» **Your instructions**
Scan the listing below and copy every line holding "غيرهم".

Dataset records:
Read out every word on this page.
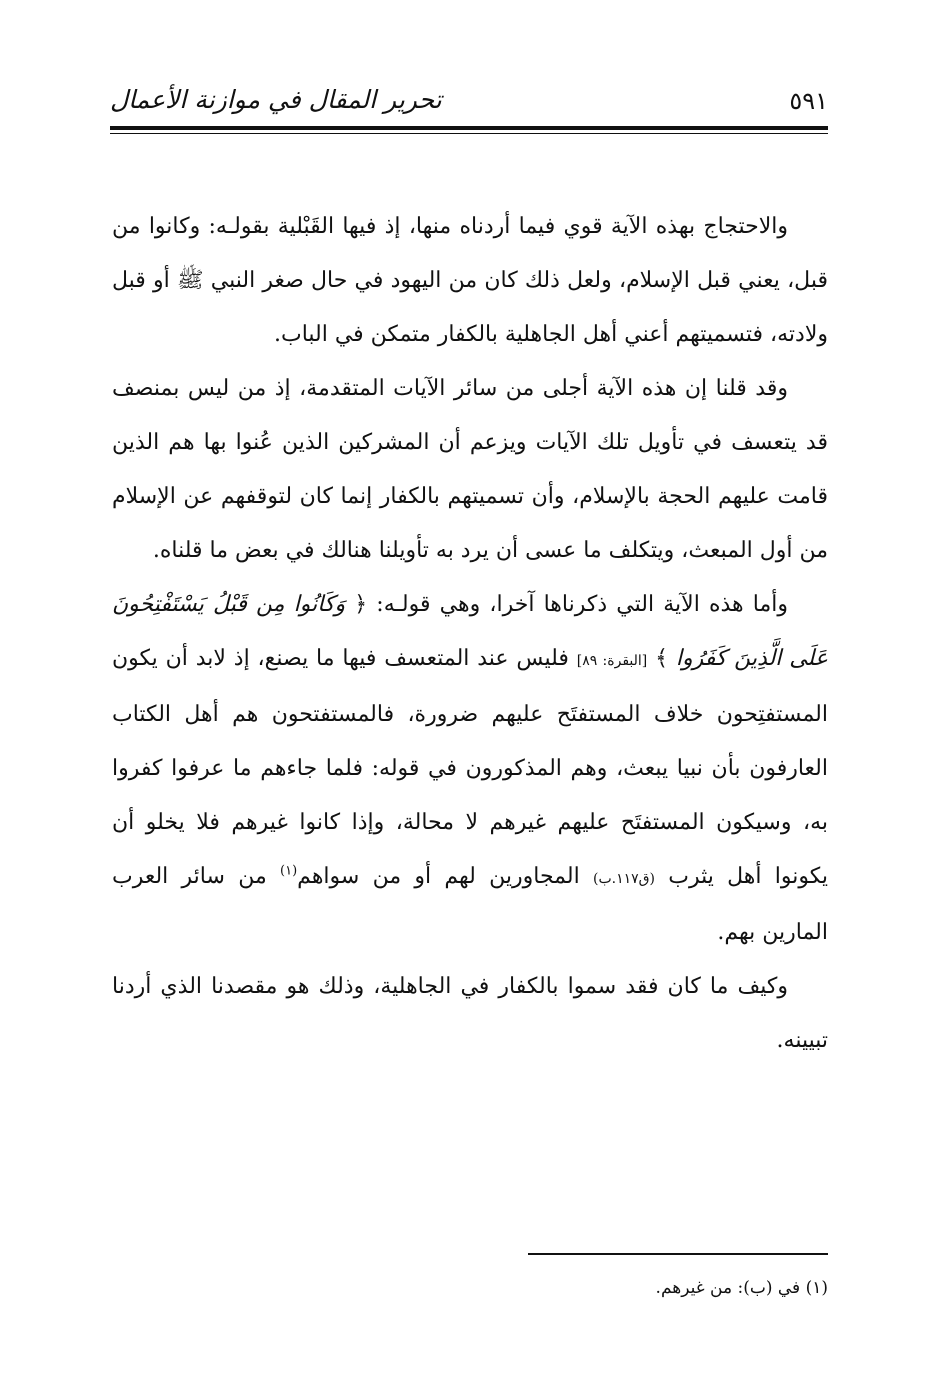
٥٩١
تحرير المقال في موازنة الأعمال

والاحتجاج بهذه الآية قوي فيما أردناه منها، إذ فيها القَبْلية بقولـه: وكانوا من قبل، يعني قبل الإسلام، ولعل ذلك كان من اليهود في حال صغر النبي ﷺ أو قبل ولادته، فتسميتهم أعني أهل الجاهلية بالكفار متمكن في الباب.

وقد قلنا إن هذه الآية أجلى من سائر الآيات المتقدمة، إذ من ليس بمنصف قد يتعسف في تأويل تلك الآيات ويزعم أن المشركين الذين عُنوا بها هم الذين قامت عليهم الحجة بالإسلام، وأن تسميتهم بالكفار إنما كان لتوقفهم عن الإسلام من أول المبعث، ويتكلف ما عسى أن يرد به تأويلنا هنالك في بعض ما قلناه.

وأما هذه الآية التي ذكرناها آخرا، وهي قولـه: ﴿ وَكَانُوا مِن قَبْلُ يَسْتَفْتِحُونَ عَلَى الَّذِينَ كَفَرُوا ﴾ [البقرة: ٨٩] فليس عند المتعسف فيها ما يصنع، إذ لابد أن يكون المستفتِحون خلاف المستفتَح عليهم ضرورة، فالمستفتحون هم أهل الكتاب العارفون بأن نبيا يبعث، وهم المذكورون في قوله: فلما جاءهم ما عرفوا كفروا به، وسيكون المستفتَح عليهم غيرهم لا محالة، وإذا كانوا غيرهم فلا يخلو أن يكونوا أهل يثرب (ق١١٧.ب) المجاورين لهم أو من سواهم$^{(١)}$ من سائر العرب المارين بهم.

وكيف ما كان فقد سموا بالكفار في الجاهلية، وذلك هو مقصدنا الذي أردنا تبيينه.

(١) في (ب): من غيرهم.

» **Expected answer**
وأما هذه الآية التي ذكرناها آخرا، وهي قولـه: ﴿ وَكَانُوا مِن قَبْلُ يَسْتَفْتِحُونَ عَلَى الَّذِينَ كَفَرُوا ﴾ [البقرة: ٨٩] فليس عند المتعسف فيها ما يصنع، إذ لابد أن يكون المستفتِحون خلاف المستفتَح عليهم ضرورة، فالمستفتحون هم أهل الكتاب العارفون بأن نبيا يبعث، وهم المذكورون في قوله: فلما جاءهم ما عرفوا كفروا به، وسيكون المستفتَح عليهم غيرهم لا محالة، وإذا كانوا غيرهم فلا يخلو أن يكونوا أهل يثرب (ق١١٧.ب) المجاورين لهم أو من سواهم$^{(١)}$ من سائر العرب المارين بهم.
(١) في (ب): من غيرهم.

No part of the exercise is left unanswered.